— Start RECORD EXCERPTS —

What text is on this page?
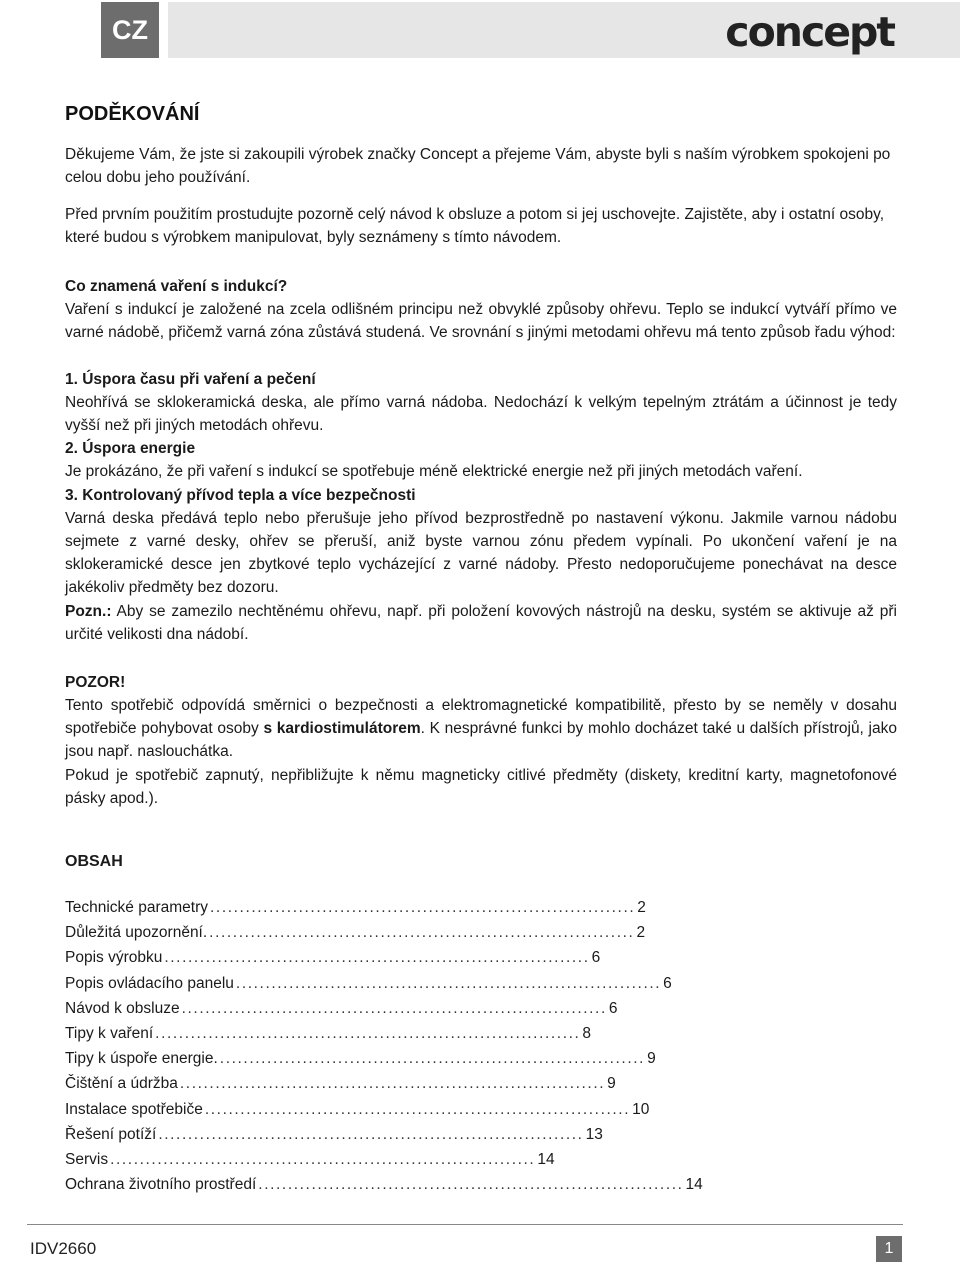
CZ	concept
PODĚKOVÁNÍ

Děkujeme Vám, že jste si zakoupili výrobek značky Concept a přejeme Vám, abyste byli s naším výrobkem spokojeni po celou dobu jeho používání.

Před prvním použitím prostudujte pozorně celý návod k obsluze a potom si jej uschovejte. Zajistěte, aby i ostatní osoby, které budou s výrobkem manipulovat, byly seznámeny s tímto návodem.

Co znamená vaření s indukcí?

Vaření s indukcí je založené na zcela odlišném principu než obvyklé způsoby ohřevu. Teplo se indukcí vytváří přímo ve varné nádobě, přičemž varná zóna zůstává studená. Ve srovnání s jinými metodami ohřevu má tento způsob řadu výhod:

1. Úspora času při vaření a pečení

Neohřívá se sklokeramická deska, ale přímo varná nádoba. Nedochází k velkým tepelným ztrátám a účinnost je tedy vyšší než při jiných metodách ohřevu.

2. Úspora energie

Je prokázáno, že při vaření s indukcí se spotřebuje méně elektrické energie než při jiných metodách vaření.

3. Kontrolovaný přívod tepla a více bezpečnosti

Varná deska předává teplo nebo přerušuje jeho přívod bezprostředně po nastavení výkonu. Jakmile varnou nádobu sejmete z varné desky, ohřev se přeruší, aniž byste varnou zónu předem vypínali. Po ukončení vaření je na sklokeramické desce jen zbytkové teplo vycházející z varné nádoby. Přesto nedoporučujeme ponechávat na desce jakékoliv předměty bez dozoru.

Pozn.: Aby se zamezilo nechtěnému ohřevu, např. při položení kovových nástrojů na desku, systém se aktivuje až při určité velikosti dna nádobí.

POZOR!

Tento spotřebič odpovídá směrnici o bezpečnosti a elektromagnetické kompatibilitě, přesto by se neměly v dosahu spotřebiče pohybovat osoby s kardiostimulátorem. K nesprávné funkci by mohlo docházet také u dalších přístrojů, jako jsou např. naslouchátka.

Pokud je spotřebič zapnutý, nepřibližujte k němu magneticky citlivé předměty (diskety, kreditní karty, magnetofonové pásky apod.).

OBSAH
Technické parametry ........................................................................ 2
Důležitá upozornění. ........................................................................ 2
Popis výrobku ........................................................................ 6
Popis ovládacího panelu ........................................................................ 6
Návod k obsluze ........................................................................ 6
Tipy k vaření ........................................................................ 8
Tipy k úspoře energie. ........................................................................ 9
Čištění a údržba ........................................................................ 9
Instalace spotřebiče ........................................................................ 10
Řešení potíží ........................................................................ 13
Servis ........................................................................ 14
Ochrana životního prostředí ........................................................................ 14
IDV2660	1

— End RECORD EXCERPTS —

* GIVEN EXERCISE *
Using the material above, gather every line that includes "jiných".

* IN RESPONSE *
Neohřívá se sklokeramická deska, ale přímo varná nádoba. Nedochází k velkým tepelným ztrátám a účinnost je tedy vyšší než při jiných metodách ohřevu.
Je prokázáno, že při vaření s indukcí se spotřebuje méně elektrické energie než při jiných metodách vaření.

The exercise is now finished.